What is needed ->
From the entries that follow, extract each line holding the string "markerfacecolor".

------ Provided records ------

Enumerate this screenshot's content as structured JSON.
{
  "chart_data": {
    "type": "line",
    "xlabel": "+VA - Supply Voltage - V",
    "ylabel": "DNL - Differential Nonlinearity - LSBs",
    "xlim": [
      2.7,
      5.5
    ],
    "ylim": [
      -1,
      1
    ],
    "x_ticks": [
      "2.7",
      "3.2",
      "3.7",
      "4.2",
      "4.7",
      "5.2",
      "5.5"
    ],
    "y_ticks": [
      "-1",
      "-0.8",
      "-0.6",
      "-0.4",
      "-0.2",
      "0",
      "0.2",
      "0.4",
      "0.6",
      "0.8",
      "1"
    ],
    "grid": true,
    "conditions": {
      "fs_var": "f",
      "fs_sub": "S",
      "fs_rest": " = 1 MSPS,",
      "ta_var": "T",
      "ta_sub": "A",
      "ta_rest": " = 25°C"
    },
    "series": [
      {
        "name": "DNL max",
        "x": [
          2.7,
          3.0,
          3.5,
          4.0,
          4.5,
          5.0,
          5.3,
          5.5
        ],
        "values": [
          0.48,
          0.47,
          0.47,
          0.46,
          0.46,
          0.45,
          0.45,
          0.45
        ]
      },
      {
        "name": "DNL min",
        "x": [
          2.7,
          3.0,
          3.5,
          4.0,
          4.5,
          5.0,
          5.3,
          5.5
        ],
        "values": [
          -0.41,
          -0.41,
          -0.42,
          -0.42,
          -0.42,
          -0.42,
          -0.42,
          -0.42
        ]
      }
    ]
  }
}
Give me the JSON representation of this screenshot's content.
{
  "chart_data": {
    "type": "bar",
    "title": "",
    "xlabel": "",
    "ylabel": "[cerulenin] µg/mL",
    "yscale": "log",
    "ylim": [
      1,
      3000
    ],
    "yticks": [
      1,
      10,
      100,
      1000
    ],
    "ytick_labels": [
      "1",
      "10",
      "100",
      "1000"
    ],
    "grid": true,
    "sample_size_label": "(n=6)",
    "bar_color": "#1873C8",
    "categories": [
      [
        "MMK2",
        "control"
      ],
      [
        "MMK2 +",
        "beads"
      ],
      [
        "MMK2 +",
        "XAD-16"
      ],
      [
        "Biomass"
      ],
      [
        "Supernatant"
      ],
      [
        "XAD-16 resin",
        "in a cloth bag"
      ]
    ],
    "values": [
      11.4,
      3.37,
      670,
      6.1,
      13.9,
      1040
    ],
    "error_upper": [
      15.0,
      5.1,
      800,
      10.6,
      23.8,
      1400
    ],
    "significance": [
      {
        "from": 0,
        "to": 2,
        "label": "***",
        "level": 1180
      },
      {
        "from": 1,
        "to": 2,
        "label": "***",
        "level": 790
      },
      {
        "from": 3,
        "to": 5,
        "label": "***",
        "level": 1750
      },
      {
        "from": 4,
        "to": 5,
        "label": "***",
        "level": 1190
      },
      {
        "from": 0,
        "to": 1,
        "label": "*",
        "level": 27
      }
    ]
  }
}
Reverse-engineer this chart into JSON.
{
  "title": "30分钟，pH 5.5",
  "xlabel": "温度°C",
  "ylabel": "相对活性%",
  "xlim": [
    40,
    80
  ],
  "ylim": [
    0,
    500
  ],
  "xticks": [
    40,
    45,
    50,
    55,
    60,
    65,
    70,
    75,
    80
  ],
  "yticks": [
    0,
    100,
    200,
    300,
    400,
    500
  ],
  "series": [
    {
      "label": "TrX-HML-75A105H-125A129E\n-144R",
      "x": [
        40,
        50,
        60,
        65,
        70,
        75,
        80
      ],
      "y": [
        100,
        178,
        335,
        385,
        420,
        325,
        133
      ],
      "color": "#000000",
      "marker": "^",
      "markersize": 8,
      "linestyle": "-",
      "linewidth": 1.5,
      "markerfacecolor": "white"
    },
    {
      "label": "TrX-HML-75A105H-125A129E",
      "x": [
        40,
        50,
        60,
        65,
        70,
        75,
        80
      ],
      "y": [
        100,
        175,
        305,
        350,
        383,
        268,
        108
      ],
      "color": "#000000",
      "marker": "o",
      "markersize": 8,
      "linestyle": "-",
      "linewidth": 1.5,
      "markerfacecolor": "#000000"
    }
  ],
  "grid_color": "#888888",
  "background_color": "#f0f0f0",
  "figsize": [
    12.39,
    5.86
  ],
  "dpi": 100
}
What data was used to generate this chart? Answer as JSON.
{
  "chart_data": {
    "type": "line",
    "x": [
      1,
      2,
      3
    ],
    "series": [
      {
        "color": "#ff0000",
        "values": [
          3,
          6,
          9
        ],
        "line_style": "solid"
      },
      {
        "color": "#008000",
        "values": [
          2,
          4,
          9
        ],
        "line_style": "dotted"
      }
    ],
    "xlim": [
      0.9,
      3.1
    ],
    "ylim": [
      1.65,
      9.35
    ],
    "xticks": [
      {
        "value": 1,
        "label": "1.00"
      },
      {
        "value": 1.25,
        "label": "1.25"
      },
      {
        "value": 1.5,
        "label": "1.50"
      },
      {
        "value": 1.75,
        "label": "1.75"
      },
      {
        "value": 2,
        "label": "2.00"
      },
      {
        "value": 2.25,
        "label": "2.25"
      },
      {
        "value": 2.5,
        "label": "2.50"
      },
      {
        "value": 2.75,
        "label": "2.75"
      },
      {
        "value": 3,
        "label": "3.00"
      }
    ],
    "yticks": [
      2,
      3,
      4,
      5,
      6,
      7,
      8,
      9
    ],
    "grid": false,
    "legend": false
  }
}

------

Answer in full ->
      "markerfacecolor": "white"
      "markerfacecolor": "#000000"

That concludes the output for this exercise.